## EXERCISE BRIEF
In the entries that follow, find the word "from" and report each line it is on.

╭─ RECORD LIST

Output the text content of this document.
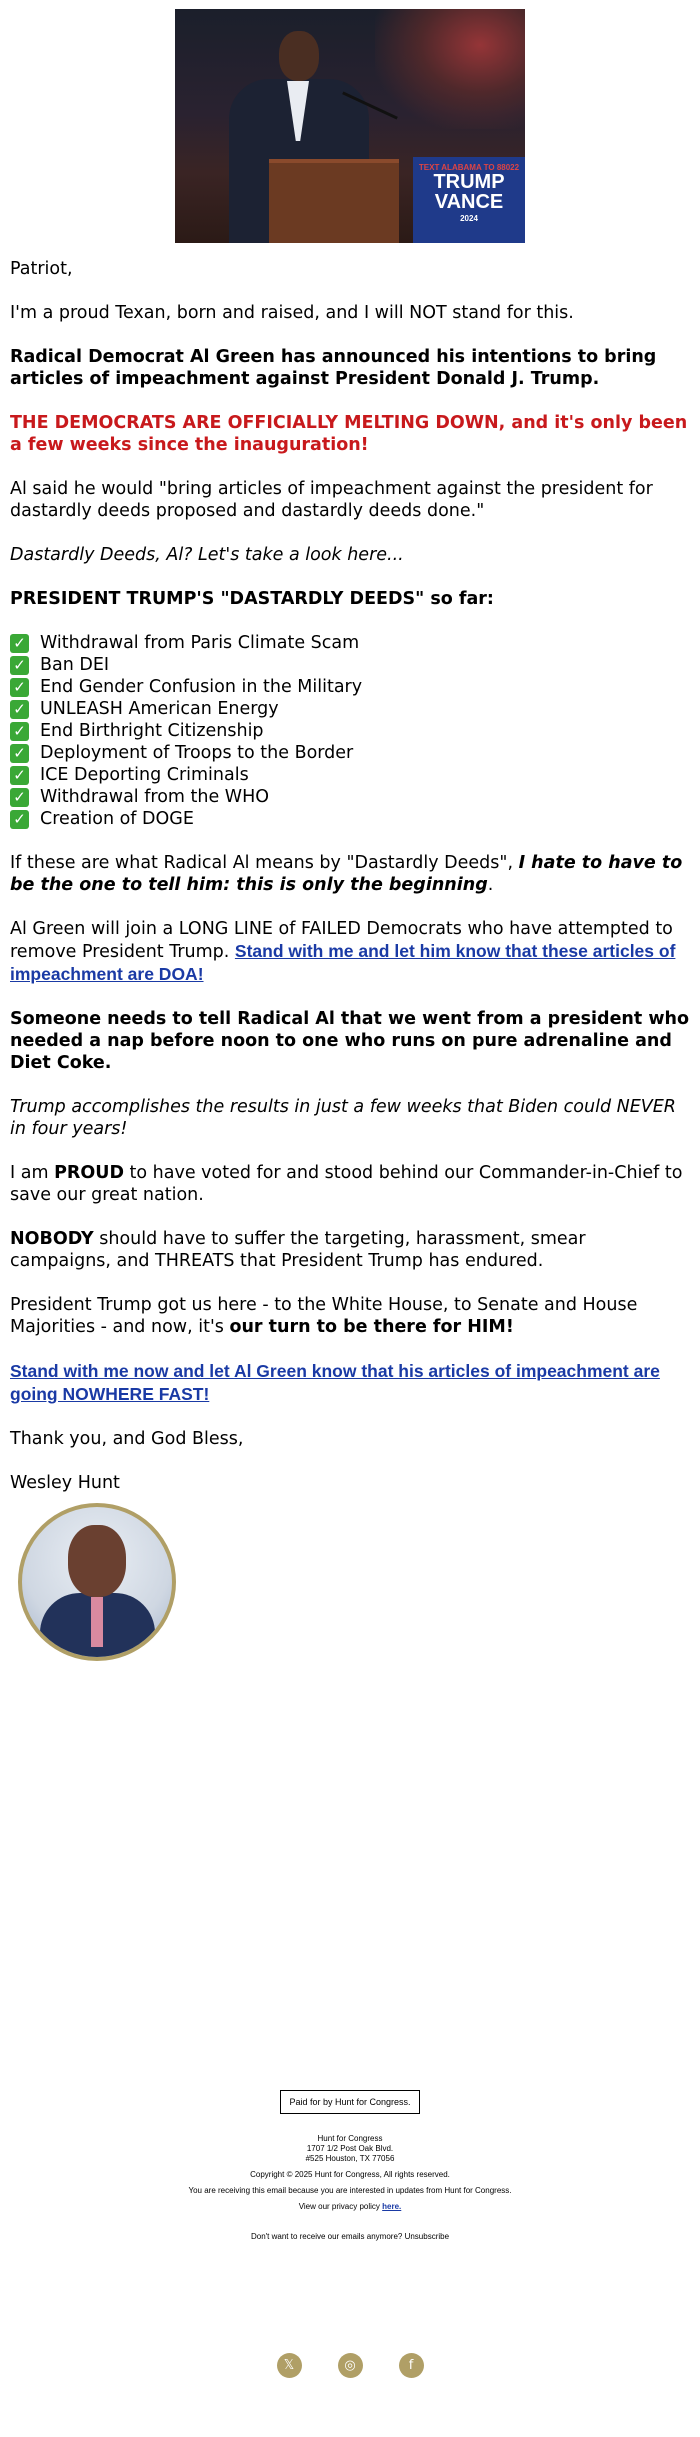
TEXT ALABAMA TO 88022
TRUMP
VANCE
2024

Patriot,

I'm a proud Texan, born and raised, and I will NOT stand for this.

Radical Democrat Al Green has announced his intentions to bring articles of impeachment against President Donald J. Trump.

THE DEMOCRATS ARE OFFICIALLY MELTING DOWN, and it's only been a few weeks since the inauguration!

Al said he would "bring articles of impeachment against the president for dastardly deeds proposed and dastardly deeds done."

Dastardly Deeds, Al? Let's take a look here...

PRESIDENT TRUMP'S "DASTARDLY DEEDS" so far:

✓ Withdrawal from Paris Climate Scam
✓ Ban DEI
✓ End Gender Confusion in the Military
✓ UNLEASH American Energy
✓ End Birthright Citizenship
✓ Deployment of Troops to the Border
✓ ICE Deporting Criminals
✓ Withdrawal from the WHO
✓ Creation of DOGE

If these are what Radical Al means by "Dastardly Deeds", I hate to have to be the one to tell him: this is only the beginning.

Al Green will join a LONG LINE of FAILED Democrats who have attempted to remove President Trump. Stand with me and let him know that these articles of impeachment are DOA!

Someone needs to tell Radical Al that we went from a president who needed a nap before noon to one who runs on pure adrenaline and Diet Coke.

Trump accomplishes the results in just a few weeks that Biden could NEVER in four years!

I am PROUD to have voted for and stood behind our Commander-in-Chief to save our great nation.

NOBODY should have to suffer the targeting, harassment, smear campaigns, and THREATS that President Trump has endured.

President Trump got us here - to the White House, to Senate and House Majorities - and now, it's our turn to be there for HIM!

Stand with me now and let Al Green know that his articles of impeachment are going NOWHERE FAST!

Thank you, and God Bless,

Wesley Hunt

Paid for by Hunt for Congress.

Hunt for Congress

1707 1/2 Post Oak Blvd.

#525 Houston, TX 77056

Copyright © 2025 Hunt for Congress, All rights reserved.

You are receiving this email because you are interested in updates from Hunt for Congress.

View our privacy policy here.

Don't want to receive our emails anymore? Unsubscribe

𝕏	◎	f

╰─

## OUTPUT
✓ Withdrawal from Paris Climate Scam
✓ Withdrawal from the WHO
Someone needs to tell Radical Al that we went from a president who needed a nap before noon to one who runs on pure adrenaline and Diet Coke.
You are receiving this email because you are interested in updates from Hunt for Congress.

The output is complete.